--- DATA PROVIDED ---
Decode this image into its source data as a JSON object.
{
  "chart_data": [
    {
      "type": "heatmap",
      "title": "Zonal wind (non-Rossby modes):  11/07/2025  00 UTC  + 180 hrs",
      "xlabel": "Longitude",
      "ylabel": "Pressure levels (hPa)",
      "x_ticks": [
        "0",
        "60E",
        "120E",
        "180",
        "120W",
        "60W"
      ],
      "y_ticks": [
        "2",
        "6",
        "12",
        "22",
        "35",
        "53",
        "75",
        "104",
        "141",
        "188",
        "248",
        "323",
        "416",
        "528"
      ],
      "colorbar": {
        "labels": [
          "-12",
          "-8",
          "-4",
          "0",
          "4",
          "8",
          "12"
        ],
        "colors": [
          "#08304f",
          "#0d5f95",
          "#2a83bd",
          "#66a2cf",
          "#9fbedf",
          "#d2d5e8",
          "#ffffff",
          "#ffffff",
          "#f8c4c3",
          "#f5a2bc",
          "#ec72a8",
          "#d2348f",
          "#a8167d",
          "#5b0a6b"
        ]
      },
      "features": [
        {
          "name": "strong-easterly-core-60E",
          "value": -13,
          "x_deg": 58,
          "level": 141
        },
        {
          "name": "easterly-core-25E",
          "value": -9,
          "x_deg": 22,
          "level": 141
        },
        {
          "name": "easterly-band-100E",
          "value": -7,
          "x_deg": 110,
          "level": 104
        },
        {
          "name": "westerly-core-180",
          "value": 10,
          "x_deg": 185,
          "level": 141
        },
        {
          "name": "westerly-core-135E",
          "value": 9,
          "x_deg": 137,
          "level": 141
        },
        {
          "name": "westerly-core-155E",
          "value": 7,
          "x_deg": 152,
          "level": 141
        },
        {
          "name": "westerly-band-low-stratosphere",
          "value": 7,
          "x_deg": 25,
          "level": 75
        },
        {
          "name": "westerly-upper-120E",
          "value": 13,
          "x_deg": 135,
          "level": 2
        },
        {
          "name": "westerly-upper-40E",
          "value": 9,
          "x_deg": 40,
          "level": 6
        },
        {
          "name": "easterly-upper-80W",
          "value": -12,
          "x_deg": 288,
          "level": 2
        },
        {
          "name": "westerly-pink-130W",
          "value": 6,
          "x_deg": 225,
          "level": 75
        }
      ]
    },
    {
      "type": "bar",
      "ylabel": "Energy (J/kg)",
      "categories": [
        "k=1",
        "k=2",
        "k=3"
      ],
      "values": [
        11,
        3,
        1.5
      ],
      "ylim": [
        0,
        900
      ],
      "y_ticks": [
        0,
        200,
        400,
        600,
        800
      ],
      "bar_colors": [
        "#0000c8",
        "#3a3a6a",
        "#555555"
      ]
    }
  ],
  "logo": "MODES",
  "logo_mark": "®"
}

--- WHAT YOU NEED TO DO ---
Gather each line from the listing above that holds "upper".

--- REPLY TO THE EXERCISE ---
          "name": "westerly-upper-120E",
          "name": "westerly-upper-40E",
          "name": "easterly-upper-80W",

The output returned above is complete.